Rows from a dataset
====
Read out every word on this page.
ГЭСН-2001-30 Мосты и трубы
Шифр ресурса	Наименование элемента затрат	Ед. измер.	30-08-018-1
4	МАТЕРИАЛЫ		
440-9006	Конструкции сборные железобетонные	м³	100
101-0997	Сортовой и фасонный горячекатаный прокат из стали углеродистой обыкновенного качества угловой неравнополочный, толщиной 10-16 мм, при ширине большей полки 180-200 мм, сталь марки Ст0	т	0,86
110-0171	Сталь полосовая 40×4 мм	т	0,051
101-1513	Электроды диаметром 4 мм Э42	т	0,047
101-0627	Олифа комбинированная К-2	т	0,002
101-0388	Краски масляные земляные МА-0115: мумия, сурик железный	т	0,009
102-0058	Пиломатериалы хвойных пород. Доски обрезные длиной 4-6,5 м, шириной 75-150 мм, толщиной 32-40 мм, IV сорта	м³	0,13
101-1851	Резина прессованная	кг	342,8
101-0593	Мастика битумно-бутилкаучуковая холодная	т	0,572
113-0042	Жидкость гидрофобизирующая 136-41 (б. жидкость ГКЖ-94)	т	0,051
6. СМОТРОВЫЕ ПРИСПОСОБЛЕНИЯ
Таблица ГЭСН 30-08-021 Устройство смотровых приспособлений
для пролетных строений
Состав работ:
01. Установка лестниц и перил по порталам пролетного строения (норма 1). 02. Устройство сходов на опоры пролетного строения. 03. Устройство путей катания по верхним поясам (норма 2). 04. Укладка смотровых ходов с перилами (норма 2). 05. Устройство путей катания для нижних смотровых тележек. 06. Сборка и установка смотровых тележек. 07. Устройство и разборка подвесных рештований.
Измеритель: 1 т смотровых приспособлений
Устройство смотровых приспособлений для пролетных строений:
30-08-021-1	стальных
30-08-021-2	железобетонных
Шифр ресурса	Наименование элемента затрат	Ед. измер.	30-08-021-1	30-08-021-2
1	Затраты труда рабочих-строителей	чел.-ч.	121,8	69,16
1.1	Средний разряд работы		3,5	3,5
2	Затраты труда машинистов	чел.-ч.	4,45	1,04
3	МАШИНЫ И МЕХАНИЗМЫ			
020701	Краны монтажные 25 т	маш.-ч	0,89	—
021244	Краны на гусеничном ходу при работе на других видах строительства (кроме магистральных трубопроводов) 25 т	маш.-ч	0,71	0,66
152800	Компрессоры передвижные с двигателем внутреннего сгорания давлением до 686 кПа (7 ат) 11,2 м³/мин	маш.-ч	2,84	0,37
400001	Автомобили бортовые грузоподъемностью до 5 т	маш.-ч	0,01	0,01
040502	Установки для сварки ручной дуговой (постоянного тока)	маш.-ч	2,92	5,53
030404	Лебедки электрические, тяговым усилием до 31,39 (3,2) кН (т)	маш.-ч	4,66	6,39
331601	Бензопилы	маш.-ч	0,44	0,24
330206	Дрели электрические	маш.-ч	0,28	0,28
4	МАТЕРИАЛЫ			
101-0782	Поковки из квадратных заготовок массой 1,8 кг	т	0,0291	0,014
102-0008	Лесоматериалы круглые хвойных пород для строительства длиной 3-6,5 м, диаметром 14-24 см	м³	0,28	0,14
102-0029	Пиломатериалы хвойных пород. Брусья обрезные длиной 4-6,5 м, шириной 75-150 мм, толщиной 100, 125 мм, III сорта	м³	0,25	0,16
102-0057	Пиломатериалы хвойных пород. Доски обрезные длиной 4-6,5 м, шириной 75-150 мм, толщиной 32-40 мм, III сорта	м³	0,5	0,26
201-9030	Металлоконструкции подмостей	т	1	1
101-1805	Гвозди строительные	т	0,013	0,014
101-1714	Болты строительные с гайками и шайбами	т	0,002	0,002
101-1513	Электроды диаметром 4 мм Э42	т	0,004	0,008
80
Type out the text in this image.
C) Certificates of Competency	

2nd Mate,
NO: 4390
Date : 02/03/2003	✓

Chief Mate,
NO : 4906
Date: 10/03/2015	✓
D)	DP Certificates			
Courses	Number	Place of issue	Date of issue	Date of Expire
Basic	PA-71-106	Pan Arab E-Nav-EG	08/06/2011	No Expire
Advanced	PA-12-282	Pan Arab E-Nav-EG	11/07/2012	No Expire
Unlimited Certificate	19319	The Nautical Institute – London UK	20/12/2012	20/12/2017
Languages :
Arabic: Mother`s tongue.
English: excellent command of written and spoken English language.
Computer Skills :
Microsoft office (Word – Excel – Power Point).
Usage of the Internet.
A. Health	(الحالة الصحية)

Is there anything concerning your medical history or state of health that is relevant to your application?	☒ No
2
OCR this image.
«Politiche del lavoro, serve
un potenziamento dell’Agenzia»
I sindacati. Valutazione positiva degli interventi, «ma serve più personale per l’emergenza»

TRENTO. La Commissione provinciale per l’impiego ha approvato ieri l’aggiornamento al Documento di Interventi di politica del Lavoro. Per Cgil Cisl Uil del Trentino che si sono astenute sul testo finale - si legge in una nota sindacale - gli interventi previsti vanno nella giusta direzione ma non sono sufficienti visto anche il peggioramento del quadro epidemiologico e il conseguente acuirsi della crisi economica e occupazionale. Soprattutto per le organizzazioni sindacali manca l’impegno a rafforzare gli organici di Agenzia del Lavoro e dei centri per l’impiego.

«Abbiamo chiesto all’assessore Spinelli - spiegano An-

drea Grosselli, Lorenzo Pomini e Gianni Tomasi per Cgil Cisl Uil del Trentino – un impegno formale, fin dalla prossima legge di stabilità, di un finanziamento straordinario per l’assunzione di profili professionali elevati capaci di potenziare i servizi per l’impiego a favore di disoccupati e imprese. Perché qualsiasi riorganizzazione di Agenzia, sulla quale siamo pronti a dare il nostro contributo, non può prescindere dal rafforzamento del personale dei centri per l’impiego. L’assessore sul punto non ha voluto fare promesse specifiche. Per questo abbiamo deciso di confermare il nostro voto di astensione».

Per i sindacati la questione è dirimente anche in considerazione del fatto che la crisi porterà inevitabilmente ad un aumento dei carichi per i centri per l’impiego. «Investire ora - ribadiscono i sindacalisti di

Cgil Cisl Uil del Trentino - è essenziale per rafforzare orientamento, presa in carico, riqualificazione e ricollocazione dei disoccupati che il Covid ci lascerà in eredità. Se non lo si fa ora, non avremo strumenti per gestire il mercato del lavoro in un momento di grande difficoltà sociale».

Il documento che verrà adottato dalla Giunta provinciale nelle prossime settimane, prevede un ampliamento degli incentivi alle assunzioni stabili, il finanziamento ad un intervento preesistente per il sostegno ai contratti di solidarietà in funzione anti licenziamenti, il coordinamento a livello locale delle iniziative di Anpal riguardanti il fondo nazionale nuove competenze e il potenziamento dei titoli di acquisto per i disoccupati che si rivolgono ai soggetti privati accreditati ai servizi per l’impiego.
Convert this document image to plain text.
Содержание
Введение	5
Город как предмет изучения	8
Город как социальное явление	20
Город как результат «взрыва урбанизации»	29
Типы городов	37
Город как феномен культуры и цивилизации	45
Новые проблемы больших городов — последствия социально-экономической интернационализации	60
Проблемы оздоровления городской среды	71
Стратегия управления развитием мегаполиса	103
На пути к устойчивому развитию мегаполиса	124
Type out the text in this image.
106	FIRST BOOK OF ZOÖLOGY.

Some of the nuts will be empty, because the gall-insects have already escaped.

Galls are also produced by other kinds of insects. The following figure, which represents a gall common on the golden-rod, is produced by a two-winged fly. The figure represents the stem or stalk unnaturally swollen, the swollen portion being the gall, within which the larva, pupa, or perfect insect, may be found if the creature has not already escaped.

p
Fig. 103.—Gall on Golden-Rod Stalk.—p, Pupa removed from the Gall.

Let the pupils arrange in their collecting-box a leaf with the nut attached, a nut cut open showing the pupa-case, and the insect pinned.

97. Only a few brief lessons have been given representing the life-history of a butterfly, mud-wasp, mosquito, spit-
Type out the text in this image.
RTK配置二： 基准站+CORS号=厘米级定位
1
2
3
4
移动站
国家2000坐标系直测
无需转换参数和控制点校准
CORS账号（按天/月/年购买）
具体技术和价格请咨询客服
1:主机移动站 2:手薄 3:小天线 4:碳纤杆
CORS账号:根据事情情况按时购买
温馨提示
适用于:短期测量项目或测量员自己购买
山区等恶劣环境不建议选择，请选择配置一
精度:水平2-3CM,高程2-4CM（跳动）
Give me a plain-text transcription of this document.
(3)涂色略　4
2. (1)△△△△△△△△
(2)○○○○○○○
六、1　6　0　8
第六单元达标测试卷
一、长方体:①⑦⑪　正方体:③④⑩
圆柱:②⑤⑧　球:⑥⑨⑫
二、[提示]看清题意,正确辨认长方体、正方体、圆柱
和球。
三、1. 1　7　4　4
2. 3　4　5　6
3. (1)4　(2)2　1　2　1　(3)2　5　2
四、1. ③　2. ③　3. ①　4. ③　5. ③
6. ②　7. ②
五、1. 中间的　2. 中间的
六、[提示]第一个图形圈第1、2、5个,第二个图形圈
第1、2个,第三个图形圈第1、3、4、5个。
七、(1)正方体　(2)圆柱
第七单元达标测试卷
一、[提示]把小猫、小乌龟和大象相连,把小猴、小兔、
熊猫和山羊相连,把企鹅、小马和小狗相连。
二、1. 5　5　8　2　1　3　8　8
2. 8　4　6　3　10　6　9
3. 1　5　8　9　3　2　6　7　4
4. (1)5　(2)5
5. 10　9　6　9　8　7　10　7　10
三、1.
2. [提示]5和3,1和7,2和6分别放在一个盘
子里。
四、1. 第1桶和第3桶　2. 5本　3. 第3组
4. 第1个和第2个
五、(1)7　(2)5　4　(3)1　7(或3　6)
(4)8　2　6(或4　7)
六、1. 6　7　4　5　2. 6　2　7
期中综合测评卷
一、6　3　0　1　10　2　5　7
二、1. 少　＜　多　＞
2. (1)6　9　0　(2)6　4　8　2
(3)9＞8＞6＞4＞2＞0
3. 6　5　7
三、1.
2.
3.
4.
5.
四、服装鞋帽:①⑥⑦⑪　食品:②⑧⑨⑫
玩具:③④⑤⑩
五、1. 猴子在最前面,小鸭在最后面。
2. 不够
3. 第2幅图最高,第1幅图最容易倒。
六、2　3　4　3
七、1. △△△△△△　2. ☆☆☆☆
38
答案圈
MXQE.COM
====
TASK.
Repeat, character for character, the lines from the one that holds "Give me a plain-text" to the final line of the material, inclusive, and no other lines.

TASK ANSWER.
Give me a plain-text transcription of this document.
(3)涂色略　4
2. (1)△△△△△△△△
(2)○○○○○○○
六、1　6　0　8
第六单元达标测试卷
一、长方体:①⑦⑪　正方体:③④⑩
圆柱:②⑤⑧　球:⑥⑨⑫
二、[提示]看清题意,正确辨认长方体、正方体、圆柱
和球。
三、1. 1　7　4　4
2. 3　4　5　6
3. (1)4　(2)2　1　2　1　(3)2　5　2
四、1. ③　2. ③　3. ①　4. ③　5. ③
6. ②　7. ②
五、1. 中间的　2. 中间的
六、[提示]第一个图形圈第1、2、5个,第二个图形圈
第1、2个,第三个图形圈第1、3、4、5个。
七、(1)正方体　(2)圆柱
第七单元达标测试卷
一、[提示]把小猫、小乌龟和大象相连,把小猴、小兔、
熊猫和山羊相连,把企鹅、小马和小狗相连。
二、1. 5　5　8　2　1　3　8　8
2. 8　4　6　3　10　6　9
3. 1　5　8　9　3　2　6　7　4
4. (1)5　(2)5
5. 10　9　6　9　8　7　10　7　10
三、1.
2. [提示]5和3,1和7,2和6分别放在一个盘
子里。
四、1. 第1桶和第3桶　2. 5本　3. 第3组
4. 第1个和第2个
五、(1)7　(2)5　4　(3)1　7(或3　6)
(4)8　2　6(或4　7)
六、1. 6　7　4　5　2. 6　2　7
期中综合测评卷
一、6　3　0　1　10　2　5　7
二、1. 少　＜　多　＞
2. (1)6　9　0　(2)6　4　8　2
(3)9＞8＞6＞4＞2＞0
3. 6　5　7
三、1.
2.
3.
4.
5.
四、服装鞋帽:①⑥⑦⑪　食品:②⑧⑨⑫
玩具:③④⑤⑩
五、1. 猴子在最前面,小鸭在最后面。
2. 不够
3. 第2幅图最高,第1幅图最容易倒。
六、2　3　4　3
七、1. △△△△△△　2. ☆☆☆☆
38
答案圈
MXQE.COM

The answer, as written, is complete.